Rename "rent-cell" to "rental-cell" in the lines from the one containing "339, 408, 365]" through the one containing "107, 486, 135]", inclusive, and write out those lines with nothing else changed.
─── Entries provided
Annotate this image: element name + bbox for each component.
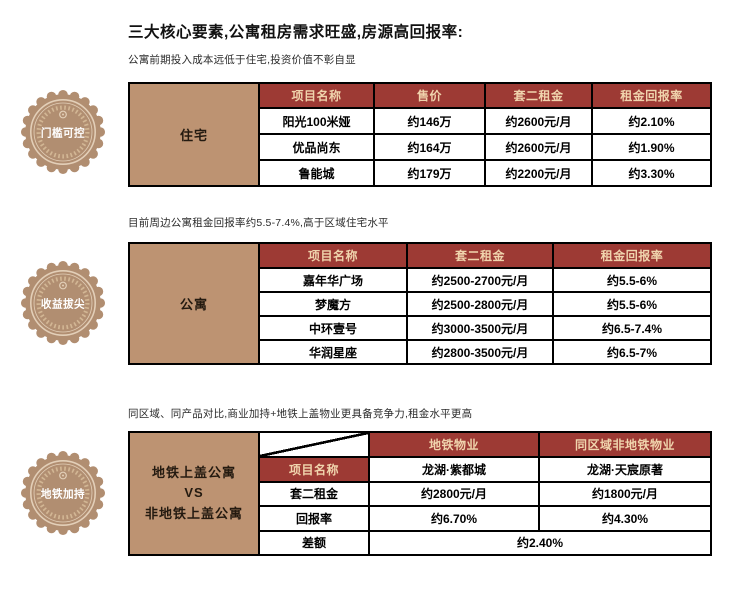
project-name-cell: 华润星座	[258, 339, 408, 365]
laurel-wreath-icon	[36, 276, 90, 330]
badge-label: 收益拔尖	[41, 298, 85, 311]
return-cell: 约5.5-6%	[552, 267, 712, 293]
vs-label-line: 非地铁上盖公寓	[144, 505, 243, 521]
return-cell: 约6.70%	[368, 505, 540, 532]
table-row: 嘉年华广场 约2500-2700元/月 约5.5-6%	[129, 267, 712, 293]
rent-cell: 约2500-2700元/月	[406, 267, 554, 293]
header-cell: 项目名称	[258, 242, 408, 269]
badge-inner-ring	[33, 273, 93, 333]
badge-outer-ring	[30, 270, 96, 336]
row-label-cell: 差额	[258, 529, 370, 556]
rent-cell: 约2200元/月	[484, 159, 593, 187]
header-cell: 售价	[373, 82, 486, 109]
badge-label: 门槛可控	[41, 127, 85, 140]
price-cell: 约146万	[373, 107, 486, 135]
table-row: 套二租金 约2800元/月 约1800元/月	[129, 480, 712, 507]
table-row: 回报率 约6.70% 约4.30%	[129, 505, 712, 532]
table-row: 优品尚东 约164万 约2600元/月 约1.90%	[129, 133, 712, 161]
badge-disc	[25, 455, 101, 531]
laurel-wreath-icon	[36, 105, 90, 159]
badge-disc	[25, 94, 101, 170]
table-row: 华润星座 约2800-3500元/月 约6.5-7%	[129, 339, 712, 365]
apartment-table: 公寓 项目名称 套二租金 租金回报率 嘉年华广场 约2500-2700元/月 约…	[128, 242, 712, 365]
project-name-cell: 中环壹号	[258, 315, 408, 341]
badge-label: 地铁加持	[41, 488, 85, 501]
rent-cell: 约2600元/月	[484, 133, 593, 161]
category-cell: 住宅	[128, 82, 260, 187]
medal-emblem-icon	[59, 471, 67, 480]
table-header-row: 公寓 项目名称 套二租金 租金回报率	[128, 242, 712, 365]
laurel-wreath-icon	[36, 466, 90, 520]
row-label-cell: 套二租金	[258, 480, 370, 507]
project-name-cell: 阳光100米娅	[258, 107, 375, 135]
category-cell: 地铁上盖公寓 VS 非地铁上盖公寓	[128, 431, 260, 556]
project-name-cell: 梦魔方	[258, 291, 408, 317]
header-cell: 套二租金	[406, 242, 554, 269]
vs-label-line: 地铁上盖公寓	[151, 465, 236, 481]
medal-emblem-dot	[61, 284, 65, 287]
return-cell: 约1.90%	[591, 133, 712, 161]
badge-disc	[25, 265, 101, 341]
return-cell: 约5.5-6%	[552, 291, 712, 317]
return-cell: 约6.5-7.4%	[552, 315, 712, 341]
category-cell: 公寓	[128, 242, 260, 365]
page-title: 三大核心要素,公寓租房需求旺盛,房源高回报率:	[128, 24, 464, 41]
return-cell: 约6.5-7%	[552, 339, 712, 365]
header-cell: 项目名称	[258, 82, 375, 109]
rent-cell: 约2500-2800元/月	[406, 291, 554, 317]
badge-outer-ring	[30, 460, 96, 526]
price-cell: 约164万	[373, 133, 486, 161]
residential-table: 住宅 项目名称 售价 套二租金 租金回报率 阳光100米娅 约146万 约260…	[128, 82, 712, 187]
project-name-cell: 鲁能城	[258, 159, 375, 187]
header-cell: 同区域非地铁物业	[538, 431, 712, 458]
medal-emblem-icon	[59, 110, 67, 119]
vs-label-line: VS	[184, 485, 204, 501]
row-label-cell: 回报率	[258, 505, 370, 532]
table-header-row: 地铁上盖公寓 VS 非地铁上盖公寓 地铁物业 同区域非地铁物业	[128, 431, 712, 556]
project-name-cell: 嘉年华广场	[258, 267, 408, 293]
return-cell: 约2.10%	[591, 107, 712, 135]
section-note-apartment: 目前周边公寓租金回报率约5.5-7.4%,高于区域住宅水平	[128, 217, 389, 229]
header-cell: 租金回报率	[552, 242, 712, 269]
difference-cell: 约2.40%	[368, 529, 712, 556]
badge-inner-ring	[33, 463, 93, 523]
section-note-metro: 同区域、同产品对比,商业加持+地铁上盖物业更具备竞争力,租金水平更高	[128, 408, 473, 420]
table-row: 中环壹号 约3000-3500元/月 约6.5-7.4%	[129, 315, 712, 341]
rent-cell: 约1800元/月	[538, 480, 712, 507]
table-header-row: 住宅 项目名称 售价 套二租金 租金回报率	[128, 82, 712, 187]
metro-badge: 地铁加持	[20, 450, 106, 536]
table-row: 梦魔方 约2500-2800元/月 约5.5-6%	[129, 291, 712, 317]
rent-cell: 约2600元/月	[484, 107, 593, 135]
project-name-cell: 优品尚东	[258, 133, 375, 161]
medal-emblem-dot	[61, 474, 65, 477]
medal-emblem-icon	[59, 281, 67, 290]
return-cell: 约3.30%	[591, 159, 712, 187]
section-note-residential: 公寓前期投入成本远低于住宅,投资价值不彰自显	[128, 54, 356, 66]
diagonal-cell	[258, 431, 370, 458]
header-cell: 套二租金	[484, 82, 593, 109]
badge-outer-ring	[30, 99, 96, 165]
table-row: 鲁能城 约179万 约2200元/月 约3.30%	[129, 159, 712, 187]
rent-cell: 约2800元/月	[368, 480, 540, 507]
badge-inner-ring	[33, 102, 93, 162]
table-row: 差额 约2.40%	[129, 529, 712, 556]
project-name-cell: 龙湖·天宸原著	[538, 456, 712, 483]
rent-cell: 约2800-3500元/月	[406, 339, 554, 365]
table-row: 阳光100米娅 约146万 约2600元/月 约2.10%	[129, 107, 712, 135]
header-cell: 地铁物业	[368, 431, 540, 458]
header-cell: 租金回报率	[591, 82, 712, 109]
row-header-cell: 项目名称	[258, 456, 370, 483]
returns-badge: 收益拔尖	[20, 260, 106, 346]
threshold-badge: 门槛可控	[20, 89, 106, 175]
project-name-cell: 龙湖·紫都城	[368, 456, 540, 483]
return-cell: 约4.30%	[538, 505, 712, 532]
medal-emblem-dot	[61, 113, 65, 116]
metro-comparison-table: 地铁上盖公寓 VS 非地铁上盖公寓 地铁物业 同区域非地铁物业 项目名称 龙湖·…	[128, 431, 712, 556]
price-cell: 约179万	[373, 159, 486, 187]
rent-cell: 约3000-3500元/月	[406, 315, 554, 341]
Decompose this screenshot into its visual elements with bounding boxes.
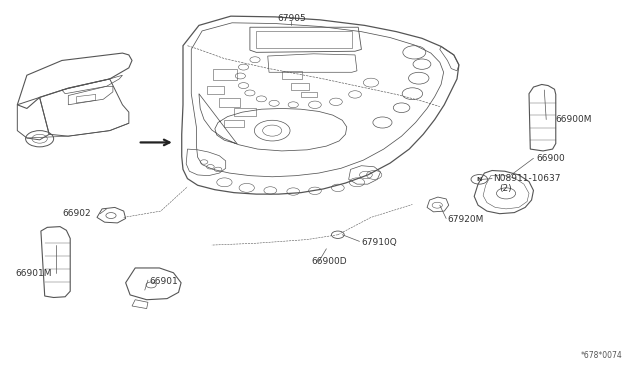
Text: 67910Q: 67910Q (362, 238, 397, 247)
Text: N: N (477, 177, 482, 182)
Text: 67905: 67905 (277, 13, 306, 22)
Text: 66901M: 66901M (15, 269, 52, 278)
Text: *678*0074: *678*0074 (581, 351, 623, 360)
Text: (2): (2) (500, 185, 513, 193)
Text: 66900: 66900 (537, 154, 565, 163)
Text: 66902: 66902 (62, 209, 90, 218)
Text: 66901: 66901 (150, 277, 179, 286)
Text: N08911-10637: N08911-10637 (493, 174, 561, 183)
Text: 66900D: 66900D (312, 257, 348, 266)
Text: 66900M: 66900M (556, 115, 592, 124)
Text: 67920M: 67920M (447, 215, 484, 224)
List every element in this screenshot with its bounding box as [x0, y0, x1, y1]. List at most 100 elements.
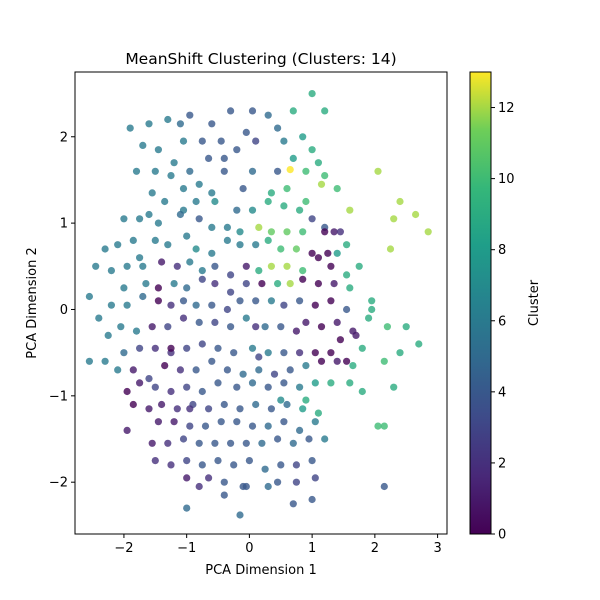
- data-point: [242, 128, 250, 136]
- data-point: [286, 366, 294, 374]
- colorbar-ticks: 0 2 4 6 8 10 12: [491, 101, 515, 543]
- y-tick-label: 0: [60, 303, 68, 318]
- data-point: [327, 262, 335, 270]
- data-point: [154, 418, 162, 426]
- data-point: [164, 115, 172, 124]
- data-point: [220, 478, 228, 486]
- data-point: [205, 405, 213, 413]
- data-point: [161, 362, 169, 370]
- data-point: [296, 426, 304, 434]
- data-point: [208, 249, 216, 257]
- data-point: [227, 271, 235, 279]
- data-point: [211, 439, 219, 447]
- data-point: [208, 120, 216, 128]
- data-point: [283, 185, 291, 193]
- data-point: [195, 439, 203, 447]
- data-point: [123, 301, 131, 309]
- data-point: [274, 280, 282, 288]
- data-point: [208, 223, 216, 231]
- data-point: [239, 370, 247, 378]
- data-point: [158, 258, 166, 266]
- data-point: [311, 379, 319, 387]
- data-point: [186, 111, 194, 119]
- data-point: [252, 137, 260, 145]
- data-point: [236, 228, 244, 236]
- data-point: [277, 323, 285, 331]
- data-point: [327, 297, 335, 305]
- data-point: [358, 387, 366, 396]
- data-point: [179, 297, 188, 305]
- data-point: [104, 331, 112, 339]
- x-tick-label: 2: [371, 541, 379, 556]
- colorbar-tick-label: 2: [498, 456, 506, 471]
- data-point: [242, 262, 250, 270]
- data-point: [154, 146, 162, 154]
- data-point: [264, 111, 272, 119]
- data-point: [220, 154, 228, 162]
- data-point: [283, 400, 291, 409]
- data-point: [264, 482, 272, 491]
- data-point: [183, 383, 191, 391]
- data-point: [264, 422, 272, 430]
- data-point: [195, 482, 203, 491]
- data-point: [230, 461, 238, 469]
- data-point: [129, 366, 137, 374]
- data-point: [311, 474, 319, 482]
- data-point: [120, 349, 128, 357]
- data-point: [299, 405, 307, 413]
- data-point: [258, 439, 266, 447]
- data-point: [302, 167, 310, 175]
- data-point: [145, 210, 153, 219]
- data-point: [236, 405, 244, 413]
- data-point: [292, 327, 300, 335]
- data-point: [167, 461, 175, 469]
- data-point: [148, 189, 156, 197]
- data-point: [252, 241, 260, 249]
- data-point: [208, 357, 216, 365]
- data-point: [336, 228, 344, 236]
- x-tick-label: 3: [433, 541, 441, 556]
- data-point: [299, 228, 307, 236]
- data-point: [324, 249, 332, 257]
- data-point: [220, 491, 228, 499]
- data-point: [192, 197, 200, 206]
- x-tick-label: 0: [245, 541, 253, 556]
- data-point: [223, 223, 231, 231]
- data-point: [167, 344, 175, 352]
- data-point: [211, 318, 219, 326]
- data-point: [296, 383, 304, 391]
- data-point: [151, 344, 159, 352]
- data-point: [274, 435, 282, 443]
- data-point: [183, 284, 191, 292]
- data-point: [164, 323, 172, 331]
- data-point: [126, 124, 134, 132]
- data-point: [267, 297, 275, 305]
- colorbar-tick-label: 12: [498, 101, 515, 116]
- data-point: [390, 383, 398, 391]
- data-point: [248, 422, 257, 430]
- data-point: [308, 215, 316, 223]
- data-point: [277, 461, 285, 469]
- data-point: [214, 344, 222, 352]
- data-point: [305, 435, 313, 443]
- x-tick-label: 1: [308, 541, 316, 556]
- data-point: [227, 288, 235, 296]
- data-point: [136, 344, 144, 352]
- data-point: [139, 141, 147, 149]
- data-point: [151, 167, 159, 175]
- data-point: [158, 400, 166, 409]
- data-point: [346, 379, 354, 387]
- data-point: [286, 280, 294, 288]
- data-point: [198, 340, 206, 348]
- data-point: [308, 90, 316, 98]
- data-point: [277, 396, 285, 404]
- data-point: [214, 457, 222, 465]
- data-point: [214, 379, 222, 387]
- data-point: [170, 159, 178, 167]
- data-point: [321, 228, 329, 236]
- data-point: [233, 206, 241, 214]
- colorbar-tick-label: 0: [498, 528, 506, 543]
- data-point: [123, 426, 131, 434]
- data-point: [296, 206, 304, 214]
- data-point: [208, 189, 216, 197]
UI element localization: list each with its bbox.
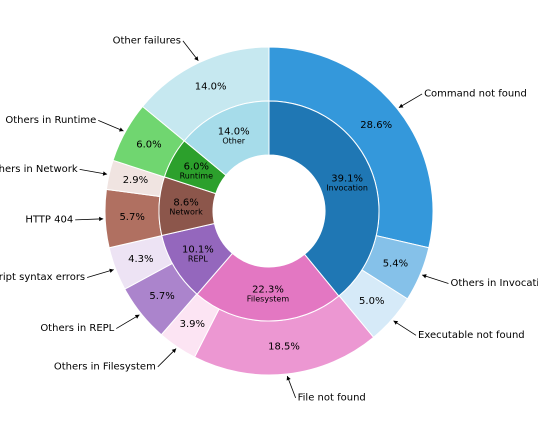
──────
## Expected answer
project-name-cell: 华润星座	[258, 339, 408, 365]
laurel-wreath-icon	[36, 276, 90, 330]
badge-label: 收益拔尖	[41, 298, 85, 311]
return-cell: 约5.5-6%	[552, 267, 712, 293]
vs-label-line: 非地铁上盖公寓	[144, 505, 243, 521]
return-cell: 约6.70%	[368, 505, 540, 532]
table-row: 嘉年华广场 约2500-2700元/月 约5.5-6%	[129, 267, 712, 293]
rental-cell: 约2500-2700元/月	[406, 267, 554, 293]
header-cell: 项目名称	[258, 242, 408, 269]
badge-inner-ring	[33, 273, 93, 333]
badge-outer-ring	[30, 270, 96, 336]
row-label-cell: 差额	[258, 529, 370, 556]
rental-cell: 约2200元/月	[484, 159, 593, 187]
header-cell: 售价	[373, 82, 486, 109]
badge-label: 门槛可控	[41, 127, 85, 140]
price-cell: 约146万	[373, 107, 486, 135]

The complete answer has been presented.